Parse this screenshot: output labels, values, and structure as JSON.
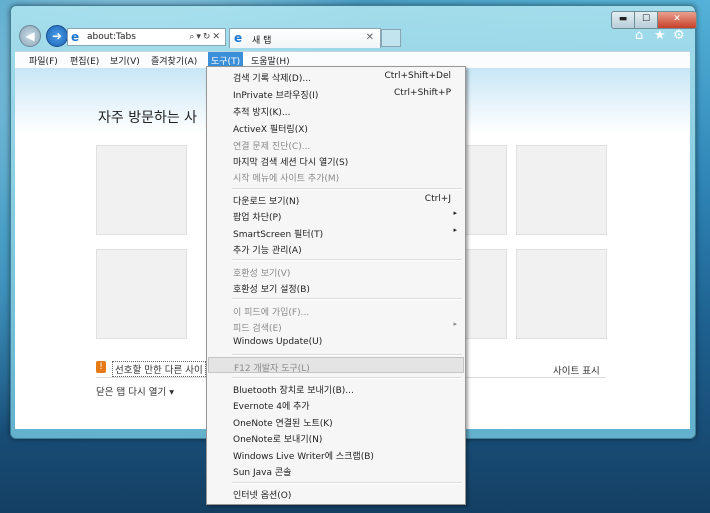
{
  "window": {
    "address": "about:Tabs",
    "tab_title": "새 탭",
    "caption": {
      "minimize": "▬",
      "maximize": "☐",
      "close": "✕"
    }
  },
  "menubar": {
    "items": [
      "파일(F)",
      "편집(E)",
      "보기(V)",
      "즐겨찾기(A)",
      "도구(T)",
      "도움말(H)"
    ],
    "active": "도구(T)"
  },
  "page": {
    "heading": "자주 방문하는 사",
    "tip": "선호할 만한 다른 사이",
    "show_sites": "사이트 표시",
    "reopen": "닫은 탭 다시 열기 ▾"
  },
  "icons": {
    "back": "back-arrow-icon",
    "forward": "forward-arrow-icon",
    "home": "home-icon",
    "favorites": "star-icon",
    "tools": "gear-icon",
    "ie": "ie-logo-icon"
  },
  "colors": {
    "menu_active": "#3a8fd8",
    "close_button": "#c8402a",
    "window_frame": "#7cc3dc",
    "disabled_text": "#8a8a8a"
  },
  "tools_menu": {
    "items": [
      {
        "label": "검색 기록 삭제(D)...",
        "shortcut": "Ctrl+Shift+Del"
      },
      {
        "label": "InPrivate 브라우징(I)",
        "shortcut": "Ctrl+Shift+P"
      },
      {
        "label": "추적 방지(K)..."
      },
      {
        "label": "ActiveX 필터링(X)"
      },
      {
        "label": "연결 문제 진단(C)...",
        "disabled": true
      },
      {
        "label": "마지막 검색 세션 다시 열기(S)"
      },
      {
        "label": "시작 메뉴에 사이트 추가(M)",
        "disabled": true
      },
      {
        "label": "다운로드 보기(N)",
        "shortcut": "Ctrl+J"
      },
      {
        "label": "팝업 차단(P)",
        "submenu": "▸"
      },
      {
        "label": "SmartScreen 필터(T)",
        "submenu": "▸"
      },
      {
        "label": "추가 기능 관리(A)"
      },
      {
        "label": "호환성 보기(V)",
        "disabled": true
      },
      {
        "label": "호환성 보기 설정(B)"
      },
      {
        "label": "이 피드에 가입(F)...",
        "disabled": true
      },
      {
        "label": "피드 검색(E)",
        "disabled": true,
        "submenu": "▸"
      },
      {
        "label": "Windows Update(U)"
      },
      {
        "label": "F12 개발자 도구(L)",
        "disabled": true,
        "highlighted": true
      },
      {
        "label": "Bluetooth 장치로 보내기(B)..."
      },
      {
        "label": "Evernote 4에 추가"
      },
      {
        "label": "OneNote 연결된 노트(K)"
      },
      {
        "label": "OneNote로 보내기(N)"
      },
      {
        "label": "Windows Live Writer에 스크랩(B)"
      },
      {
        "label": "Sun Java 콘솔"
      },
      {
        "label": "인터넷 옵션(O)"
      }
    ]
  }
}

...

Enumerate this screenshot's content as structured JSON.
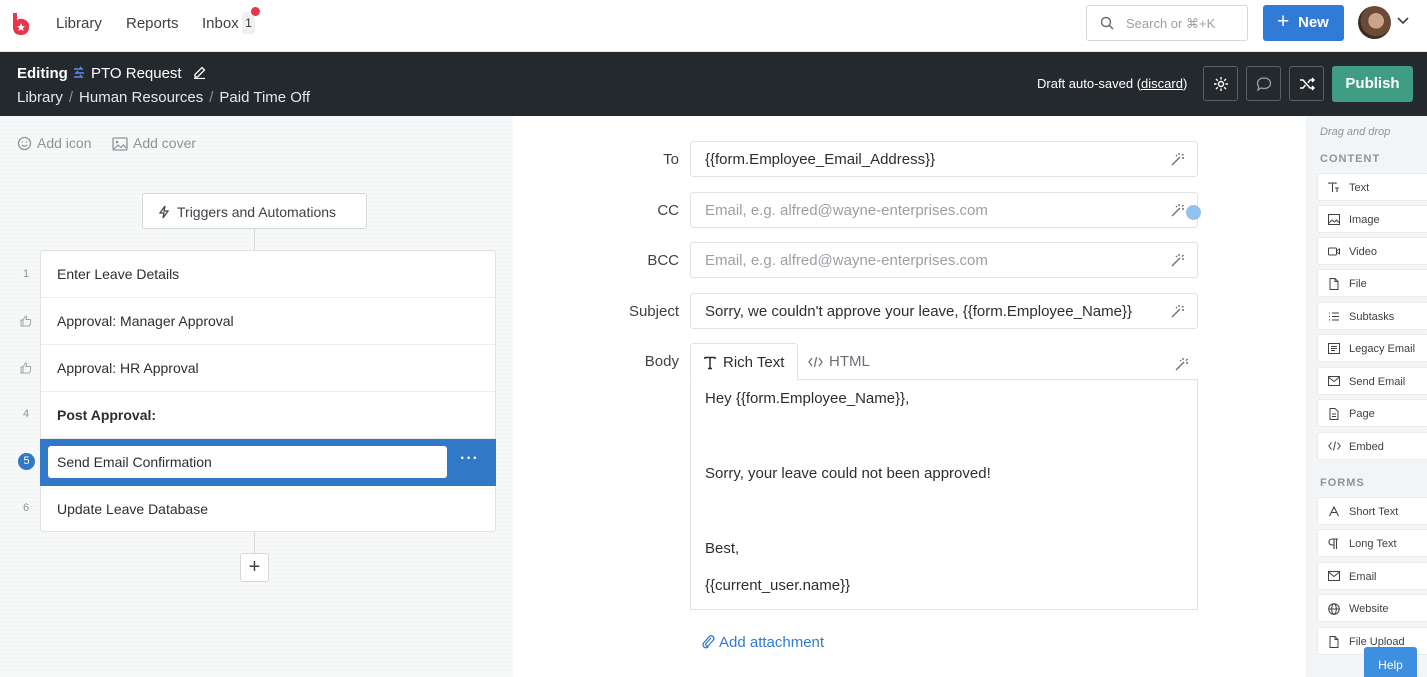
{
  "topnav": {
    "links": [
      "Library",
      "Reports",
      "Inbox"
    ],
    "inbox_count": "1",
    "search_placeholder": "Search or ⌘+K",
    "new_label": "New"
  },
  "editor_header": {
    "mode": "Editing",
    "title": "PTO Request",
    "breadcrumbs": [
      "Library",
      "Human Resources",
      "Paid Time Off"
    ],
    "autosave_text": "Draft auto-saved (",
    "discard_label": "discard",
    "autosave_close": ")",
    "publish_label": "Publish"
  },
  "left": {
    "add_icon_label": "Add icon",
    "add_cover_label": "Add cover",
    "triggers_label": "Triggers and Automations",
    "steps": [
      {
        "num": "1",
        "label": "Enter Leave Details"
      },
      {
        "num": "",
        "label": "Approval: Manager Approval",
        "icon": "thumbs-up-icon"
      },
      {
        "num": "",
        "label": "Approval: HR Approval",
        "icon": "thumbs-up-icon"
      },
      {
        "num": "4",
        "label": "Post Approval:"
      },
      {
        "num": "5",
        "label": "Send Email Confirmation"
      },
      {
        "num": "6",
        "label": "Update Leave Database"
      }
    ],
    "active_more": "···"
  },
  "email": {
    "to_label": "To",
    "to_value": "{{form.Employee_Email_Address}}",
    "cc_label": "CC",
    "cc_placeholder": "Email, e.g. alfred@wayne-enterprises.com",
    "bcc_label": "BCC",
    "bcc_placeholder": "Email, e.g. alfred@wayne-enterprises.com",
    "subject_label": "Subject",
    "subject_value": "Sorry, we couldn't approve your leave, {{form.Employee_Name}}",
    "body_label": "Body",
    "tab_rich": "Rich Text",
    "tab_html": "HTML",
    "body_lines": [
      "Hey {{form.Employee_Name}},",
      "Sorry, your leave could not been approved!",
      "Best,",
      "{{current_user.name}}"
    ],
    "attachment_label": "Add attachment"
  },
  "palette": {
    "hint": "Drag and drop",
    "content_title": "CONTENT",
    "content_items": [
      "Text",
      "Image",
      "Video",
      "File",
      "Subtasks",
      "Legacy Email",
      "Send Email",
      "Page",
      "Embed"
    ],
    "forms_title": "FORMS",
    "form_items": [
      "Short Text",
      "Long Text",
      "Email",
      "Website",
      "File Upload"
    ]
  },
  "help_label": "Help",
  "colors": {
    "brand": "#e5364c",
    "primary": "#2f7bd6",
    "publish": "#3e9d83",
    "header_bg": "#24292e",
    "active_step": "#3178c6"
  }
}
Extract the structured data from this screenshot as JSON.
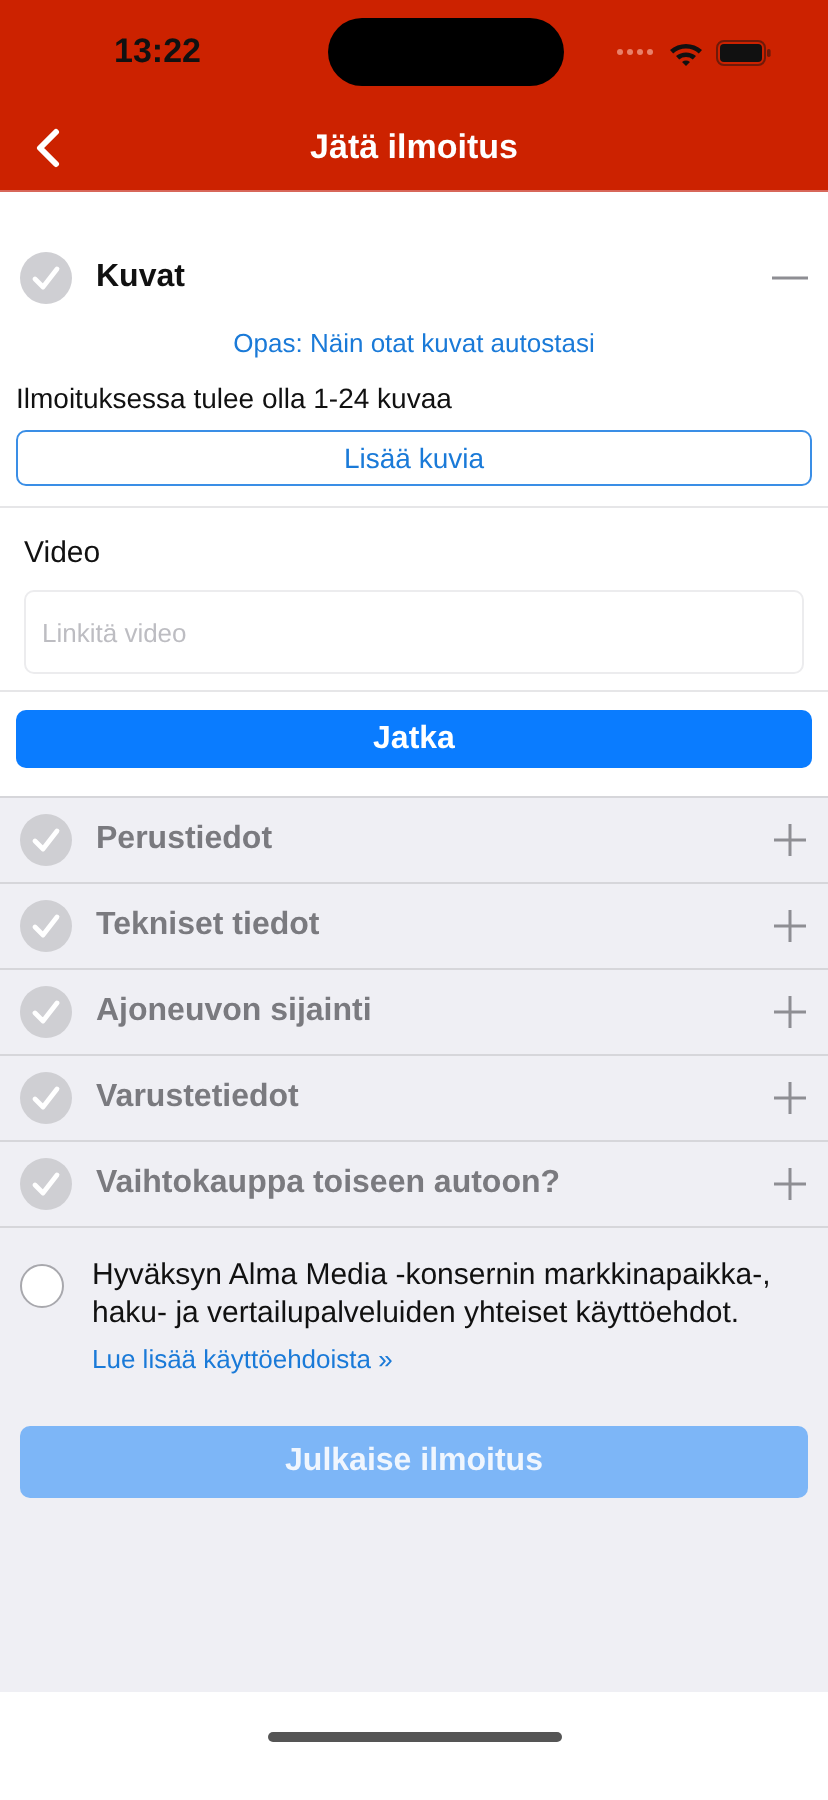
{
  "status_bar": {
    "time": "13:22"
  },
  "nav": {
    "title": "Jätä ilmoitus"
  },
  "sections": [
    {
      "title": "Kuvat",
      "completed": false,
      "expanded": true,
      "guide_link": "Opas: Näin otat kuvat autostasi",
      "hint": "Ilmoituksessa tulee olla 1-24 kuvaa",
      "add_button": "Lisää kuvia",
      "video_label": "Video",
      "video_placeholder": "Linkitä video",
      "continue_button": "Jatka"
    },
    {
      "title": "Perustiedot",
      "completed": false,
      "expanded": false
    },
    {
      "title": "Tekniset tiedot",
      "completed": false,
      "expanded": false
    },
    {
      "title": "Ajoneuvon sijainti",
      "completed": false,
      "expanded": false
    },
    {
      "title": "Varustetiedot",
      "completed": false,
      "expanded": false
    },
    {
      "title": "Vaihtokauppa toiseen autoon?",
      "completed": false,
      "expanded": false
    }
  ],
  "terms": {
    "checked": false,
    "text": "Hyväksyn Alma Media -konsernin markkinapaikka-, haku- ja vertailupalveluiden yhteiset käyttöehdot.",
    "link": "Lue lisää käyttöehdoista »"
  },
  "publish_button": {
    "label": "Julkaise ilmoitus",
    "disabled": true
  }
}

---

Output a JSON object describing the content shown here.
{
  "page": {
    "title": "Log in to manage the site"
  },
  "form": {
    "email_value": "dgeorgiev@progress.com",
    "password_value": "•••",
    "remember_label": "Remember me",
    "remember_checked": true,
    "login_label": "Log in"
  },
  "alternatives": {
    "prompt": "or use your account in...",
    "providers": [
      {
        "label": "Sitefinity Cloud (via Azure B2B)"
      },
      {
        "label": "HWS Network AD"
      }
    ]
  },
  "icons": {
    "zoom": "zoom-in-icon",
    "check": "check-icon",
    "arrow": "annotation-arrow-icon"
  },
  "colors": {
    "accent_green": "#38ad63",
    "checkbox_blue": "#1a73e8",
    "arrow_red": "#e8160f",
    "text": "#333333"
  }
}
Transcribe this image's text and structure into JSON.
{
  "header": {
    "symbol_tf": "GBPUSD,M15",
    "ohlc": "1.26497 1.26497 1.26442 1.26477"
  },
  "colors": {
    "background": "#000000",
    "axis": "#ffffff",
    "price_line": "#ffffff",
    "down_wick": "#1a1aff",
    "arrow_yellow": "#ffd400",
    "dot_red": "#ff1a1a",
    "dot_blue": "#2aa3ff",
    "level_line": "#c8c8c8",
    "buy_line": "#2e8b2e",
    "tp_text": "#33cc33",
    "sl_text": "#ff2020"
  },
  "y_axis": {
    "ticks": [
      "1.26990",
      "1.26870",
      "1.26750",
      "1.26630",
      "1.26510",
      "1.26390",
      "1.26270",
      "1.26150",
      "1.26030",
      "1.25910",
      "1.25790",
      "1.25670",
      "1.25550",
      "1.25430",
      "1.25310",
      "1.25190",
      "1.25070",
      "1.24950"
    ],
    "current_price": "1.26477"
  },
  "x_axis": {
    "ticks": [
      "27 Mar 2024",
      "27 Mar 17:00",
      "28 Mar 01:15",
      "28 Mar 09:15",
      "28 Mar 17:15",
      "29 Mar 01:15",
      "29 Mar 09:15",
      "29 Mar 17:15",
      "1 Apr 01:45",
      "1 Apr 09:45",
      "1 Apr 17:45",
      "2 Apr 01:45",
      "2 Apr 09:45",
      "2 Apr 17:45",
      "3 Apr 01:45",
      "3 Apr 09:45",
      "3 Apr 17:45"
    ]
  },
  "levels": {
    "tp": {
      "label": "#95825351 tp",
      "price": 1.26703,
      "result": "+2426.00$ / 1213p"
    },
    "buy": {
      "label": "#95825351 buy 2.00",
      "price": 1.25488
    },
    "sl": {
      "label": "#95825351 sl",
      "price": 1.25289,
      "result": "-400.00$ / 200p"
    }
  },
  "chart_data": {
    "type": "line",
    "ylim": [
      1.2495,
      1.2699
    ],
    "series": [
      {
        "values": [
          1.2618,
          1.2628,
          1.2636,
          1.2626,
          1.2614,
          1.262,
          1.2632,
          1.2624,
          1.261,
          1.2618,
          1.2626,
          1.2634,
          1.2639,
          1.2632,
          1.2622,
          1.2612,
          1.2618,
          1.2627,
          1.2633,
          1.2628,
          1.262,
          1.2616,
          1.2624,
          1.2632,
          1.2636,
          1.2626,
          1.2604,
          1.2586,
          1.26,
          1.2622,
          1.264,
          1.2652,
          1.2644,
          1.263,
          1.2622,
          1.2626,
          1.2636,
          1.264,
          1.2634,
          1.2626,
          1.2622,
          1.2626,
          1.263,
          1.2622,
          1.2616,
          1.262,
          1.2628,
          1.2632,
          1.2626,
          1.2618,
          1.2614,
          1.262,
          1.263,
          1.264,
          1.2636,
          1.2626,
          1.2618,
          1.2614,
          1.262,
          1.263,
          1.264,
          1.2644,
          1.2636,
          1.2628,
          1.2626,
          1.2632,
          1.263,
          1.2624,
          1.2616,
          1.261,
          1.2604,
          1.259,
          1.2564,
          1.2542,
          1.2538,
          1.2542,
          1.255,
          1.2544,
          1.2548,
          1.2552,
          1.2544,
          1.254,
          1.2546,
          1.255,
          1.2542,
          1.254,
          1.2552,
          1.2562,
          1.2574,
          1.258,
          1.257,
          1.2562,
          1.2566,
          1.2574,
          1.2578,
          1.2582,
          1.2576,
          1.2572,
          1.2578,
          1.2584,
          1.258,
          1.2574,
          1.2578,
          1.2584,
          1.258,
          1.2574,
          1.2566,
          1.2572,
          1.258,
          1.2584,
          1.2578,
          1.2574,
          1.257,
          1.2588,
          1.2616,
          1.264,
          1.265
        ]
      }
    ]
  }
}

REQUEST: Each line containing the word "result" counts once; say how many such lines there are, giving only the number.

OUTPUT FOR THIS EXERCISE: 2